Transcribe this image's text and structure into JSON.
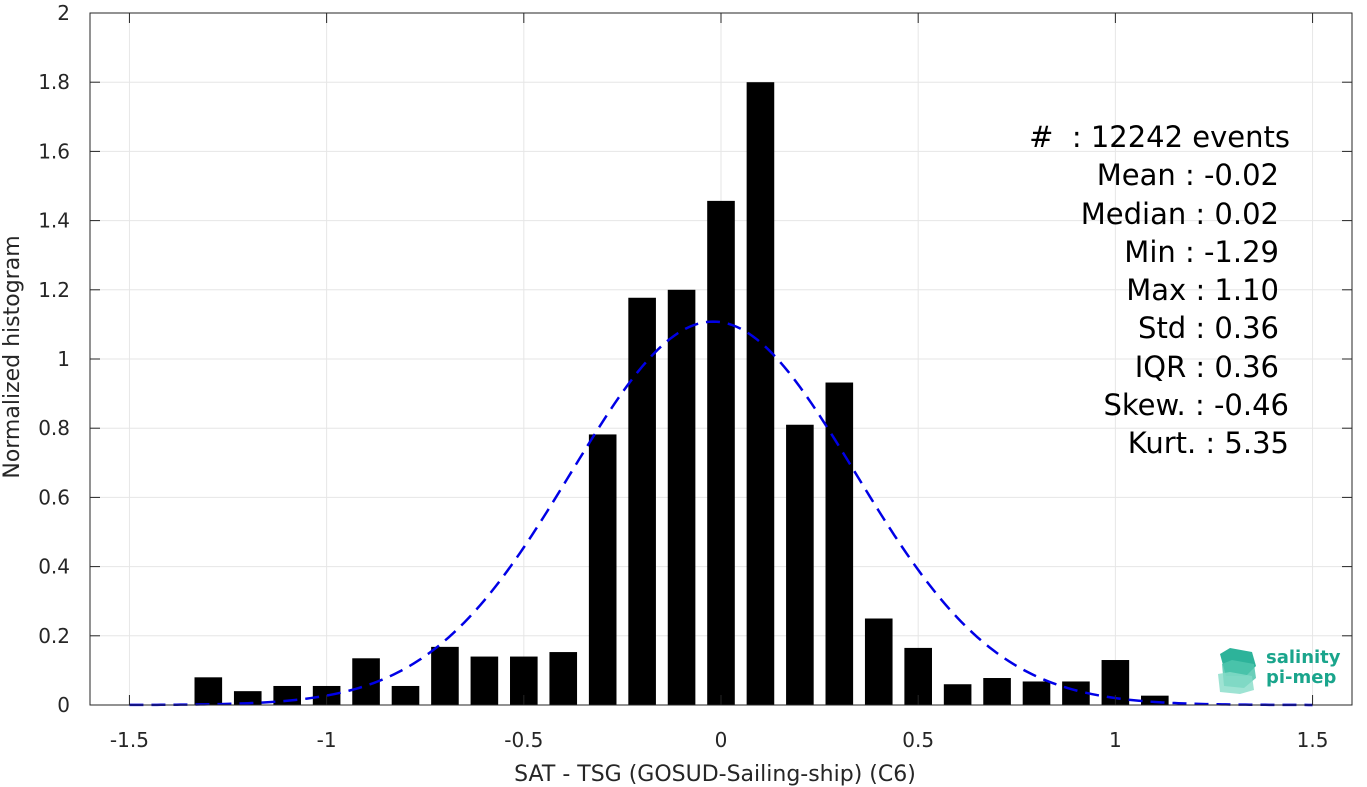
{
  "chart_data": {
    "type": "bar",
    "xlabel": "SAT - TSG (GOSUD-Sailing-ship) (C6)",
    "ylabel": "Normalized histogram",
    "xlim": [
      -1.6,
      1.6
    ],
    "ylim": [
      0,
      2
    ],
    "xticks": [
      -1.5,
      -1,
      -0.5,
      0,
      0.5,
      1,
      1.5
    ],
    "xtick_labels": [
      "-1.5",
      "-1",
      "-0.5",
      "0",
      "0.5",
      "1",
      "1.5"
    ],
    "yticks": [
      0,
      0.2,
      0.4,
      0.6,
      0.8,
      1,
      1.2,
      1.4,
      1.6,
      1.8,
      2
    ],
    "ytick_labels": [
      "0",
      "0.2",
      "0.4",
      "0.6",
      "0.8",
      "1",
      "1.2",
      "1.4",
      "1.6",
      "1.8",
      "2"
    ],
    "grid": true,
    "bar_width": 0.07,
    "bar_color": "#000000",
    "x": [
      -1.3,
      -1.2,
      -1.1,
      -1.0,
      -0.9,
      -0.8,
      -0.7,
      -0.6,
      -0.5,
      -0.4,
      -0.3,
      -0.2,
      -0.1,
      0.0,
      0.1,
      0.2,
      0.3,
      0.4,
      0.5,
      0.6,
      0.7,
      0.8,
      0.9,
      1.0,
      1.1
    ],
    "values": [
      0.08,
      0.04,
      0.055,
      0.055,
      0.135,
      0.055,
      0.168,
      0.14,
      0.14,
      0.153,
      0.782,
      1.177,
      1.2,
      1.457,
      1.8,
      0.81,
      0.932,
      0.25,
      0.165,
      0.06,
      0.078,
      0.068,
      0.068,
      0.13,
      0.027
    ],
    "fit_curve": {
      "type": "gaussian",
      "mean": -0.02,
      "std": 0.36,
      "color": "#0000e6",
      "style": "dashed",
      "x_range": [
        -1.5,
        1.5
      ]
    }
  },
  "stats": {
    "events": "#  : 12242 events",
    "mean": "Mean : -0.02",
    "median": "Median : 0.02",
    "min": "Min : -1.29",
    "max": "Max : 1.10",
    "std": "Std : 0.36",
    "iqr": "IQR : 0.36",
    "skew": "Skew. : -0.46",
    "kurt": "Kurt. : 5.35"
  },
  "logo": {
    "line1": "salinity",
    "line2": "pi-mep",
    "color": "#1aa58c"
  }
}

_What the exercise asks:_ All of the data needs repeating exactly, but the pictures do not.

_Solution to this exercise:_
Transcribe this image's text and structure into JSON.
{
  "chart_data": {
    "type": "bar",
    "xlabel": "SAT - TSG (GOSUD-Sailing-ship) (C6)",
    "ylabel": "Normalized histogram",
    "xlim": [
      -1.6,
      1.6
    ],
    "ylim": [
      0,
      2
    ],
    "xticks": [
      -1.5,
      -1,
      -0.5,
      0,
      0.5,
      1,
      1.5
    ],
    "xtick_labels": [
      "-1.5",
      "-1",
      "-0.5",
      "0",
      "0.5",
      "1",
      "1.5"
    ],
    "yticks": [
      0,
      0.2,
      0.4,
      0.6,
      0.8,
      1,
      1.2,
      1.4,
      1.6,
      1.8,
      2
    ],
    "ytick_labels": [
      "0",
      "0.2",
      "0.4",
      "0.6",
      "0.8",
      "1",
      "1.2",
      "1.4",
      "1.6",
      "1.8",
      "2"
    ],
    "grid": true,
    "bar_width": 0.07,
    "bar_color": "#000000",
    "x": [
      -1.3,
      -1.2,
      -1.1,
      -1.0,
      -0.9,
      -0.8,
      -0.7,
      -0.6,
      -0.5,
      -0.4,
      -0.3,
      -0.2,
      -0.1,
      0.0,
      0.1,
      0.2,
      0.3,
      0.4,
      0.5,
      0.6,
      0.7,
      0.8,
      0.9,
      1.0,
      1.1
    ],
    "values": [
      0.08,
      0.04,
      0.055,
      0.055,
      0.135,
      0.055,
      0.168,
      0.14,
      0.14,
      0.153,
      0.782,
      1.177,
      1.2,
      1.457,
      1.8,
      0.81,
      0.932,
      0.25,
      0.165,
      0.06,
      0.078,
      0.068,
      0.068,
      0.13,
      0.027
    ],
    "fit_curve": {
      "type": "gaussian",
      "mean": -0.02,
      "std": 0.36,
      "color": "#0000e6",
      "style": "dashed",
      "x_range": [
        -1.5,
        1.5
      ]
    }
  },
  "stats": {
    "events": "#  : 12242 events",
    "mean": "Mean : -0.02",
    "median": "Median : 0.02",
    "min": "Min : -1.29",
    "max": "Max : 1.10",
    "std": "Std : 0.36",
    "iqr": "IQR : 0.36",
    "skew": "Skew. : -0.46",
    "kurt": "Kurt. : 5.35"
  },
  "logo": {
    "line1": "salinity",
    "line2": "pi-mep",
    "color": "#1aa58c"
  }
}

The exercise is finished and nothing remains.